PROBLEM TO WORK ON >> Note each line of the listing that contains the string "Favorites", and copy it.

--- GIVEN ENTRIES ---

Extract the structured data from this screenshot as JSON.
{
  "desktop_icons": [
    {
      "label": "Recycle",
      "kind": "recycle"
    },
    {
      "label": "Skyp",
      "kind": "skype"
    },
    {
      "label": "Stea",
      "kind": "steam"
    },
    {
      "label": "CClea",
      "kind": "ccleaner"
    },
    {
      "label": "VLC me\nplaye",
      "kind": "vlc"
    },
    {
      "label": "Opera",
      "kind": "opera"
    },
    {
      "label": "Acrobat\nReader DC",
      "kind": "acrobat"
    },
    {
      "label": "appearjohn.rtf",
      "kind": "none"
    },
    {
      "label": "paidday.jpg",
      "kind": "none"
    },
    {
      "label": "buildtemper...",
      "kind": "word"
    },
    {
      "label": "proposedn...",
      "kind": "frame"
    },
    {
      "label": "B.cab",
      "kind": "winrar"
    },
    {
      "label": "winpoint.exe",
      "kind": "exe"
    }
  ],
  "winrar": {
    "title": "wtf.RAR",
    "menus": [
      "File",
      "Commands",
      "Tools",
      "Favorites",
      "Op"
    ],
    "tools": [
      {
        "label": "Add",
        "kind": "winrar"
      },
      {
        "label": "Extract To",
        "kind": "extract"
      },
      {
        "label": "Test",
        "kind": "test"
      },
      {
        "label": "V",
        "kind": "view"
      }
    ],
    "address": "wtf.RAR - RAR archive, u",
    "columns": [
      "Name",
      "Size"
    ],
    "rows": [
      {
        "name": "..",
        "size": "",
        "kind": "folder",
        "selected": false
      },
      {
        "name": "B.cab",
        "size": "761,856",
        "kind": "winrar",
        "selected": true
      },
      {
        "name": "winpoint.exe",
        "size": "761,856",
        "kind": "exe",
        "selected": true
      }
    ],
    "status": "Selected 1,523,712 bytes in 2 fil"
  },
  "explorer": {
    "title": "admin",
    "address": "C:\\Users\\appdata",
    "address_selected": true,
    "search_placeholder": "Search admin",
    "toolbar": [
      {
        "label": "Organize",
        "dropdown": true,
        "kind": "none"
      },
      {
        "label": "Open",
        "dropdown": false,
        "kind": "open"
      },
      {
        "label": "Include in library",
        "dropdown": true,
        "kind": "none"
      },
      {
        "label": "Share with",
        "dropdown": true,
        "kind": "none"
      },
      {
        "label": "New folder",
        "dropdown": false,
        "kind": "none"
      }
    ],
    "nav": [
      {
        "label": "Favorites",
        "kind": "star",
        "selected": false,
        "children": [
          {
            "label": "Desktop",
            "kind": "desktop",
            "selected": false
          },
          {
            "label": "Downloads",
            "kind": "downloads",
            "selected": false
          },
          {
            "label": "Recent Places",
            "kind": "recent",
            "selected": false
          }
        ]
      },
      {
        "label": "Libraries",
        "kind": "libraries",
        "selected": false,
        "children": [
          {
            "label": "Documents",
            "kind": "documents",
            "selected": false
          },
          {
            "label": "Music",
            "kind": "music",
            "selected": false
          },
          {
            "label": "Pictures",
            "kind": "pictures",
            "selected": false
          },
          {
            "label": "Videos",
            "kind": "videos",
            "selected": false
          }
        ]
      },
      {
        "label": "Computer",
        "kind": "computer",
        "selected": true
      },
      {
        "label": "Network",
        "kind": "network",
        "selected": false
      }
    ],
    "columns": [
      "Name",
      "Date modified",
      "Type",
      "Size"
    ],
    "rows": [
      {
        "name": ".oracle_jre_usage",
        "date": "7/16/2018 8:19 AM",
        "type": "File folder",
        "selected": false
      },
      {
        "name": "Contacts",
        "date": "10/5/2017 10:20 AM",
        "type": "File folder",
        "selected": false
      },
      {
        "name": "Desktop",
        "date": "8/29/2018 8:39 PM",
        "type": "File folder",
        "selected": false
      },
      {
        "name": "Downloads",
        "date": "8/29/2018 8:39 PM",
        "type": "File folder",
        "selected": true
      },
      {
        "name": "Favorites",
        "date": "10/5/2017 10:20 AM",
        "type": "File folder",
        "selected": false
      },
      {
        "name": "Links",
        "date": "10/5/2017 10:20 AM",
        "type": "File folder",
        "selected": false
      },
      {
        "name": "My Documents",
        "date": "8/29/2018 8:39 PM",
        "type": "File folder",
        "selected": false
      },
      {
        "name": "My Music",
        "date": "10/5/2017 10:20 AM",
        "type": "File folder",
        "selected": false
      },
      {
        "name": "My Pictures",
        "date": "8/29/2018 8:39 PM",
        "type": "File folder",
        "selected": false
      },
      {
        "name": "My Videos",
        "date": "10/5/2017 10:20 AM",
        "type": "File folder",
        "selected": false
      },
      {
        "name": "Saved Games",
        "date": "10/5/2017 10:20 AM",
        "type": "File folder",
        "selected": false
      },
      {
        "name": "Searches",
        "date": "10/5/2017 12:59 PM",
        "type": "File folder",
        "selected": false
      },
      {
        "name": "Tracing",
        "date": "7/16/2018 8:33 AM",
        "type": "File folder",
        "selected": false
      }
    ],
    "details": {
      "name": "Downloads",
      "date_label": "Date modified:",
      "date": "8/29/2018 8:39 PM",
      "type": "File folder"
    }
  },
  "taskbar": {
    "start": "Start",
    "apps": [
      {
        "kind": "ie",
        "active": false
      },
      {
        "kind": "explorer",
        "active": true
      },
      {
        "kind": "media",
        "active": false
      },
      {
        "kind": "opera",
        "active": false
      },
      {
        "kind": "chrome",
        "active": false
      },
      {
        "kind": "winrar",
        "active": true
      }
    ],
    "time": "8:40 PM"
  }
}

---

WRITTEN ANSWER >>
      "Favorites",
        "label": "Favorites",
        "name": "Favorites",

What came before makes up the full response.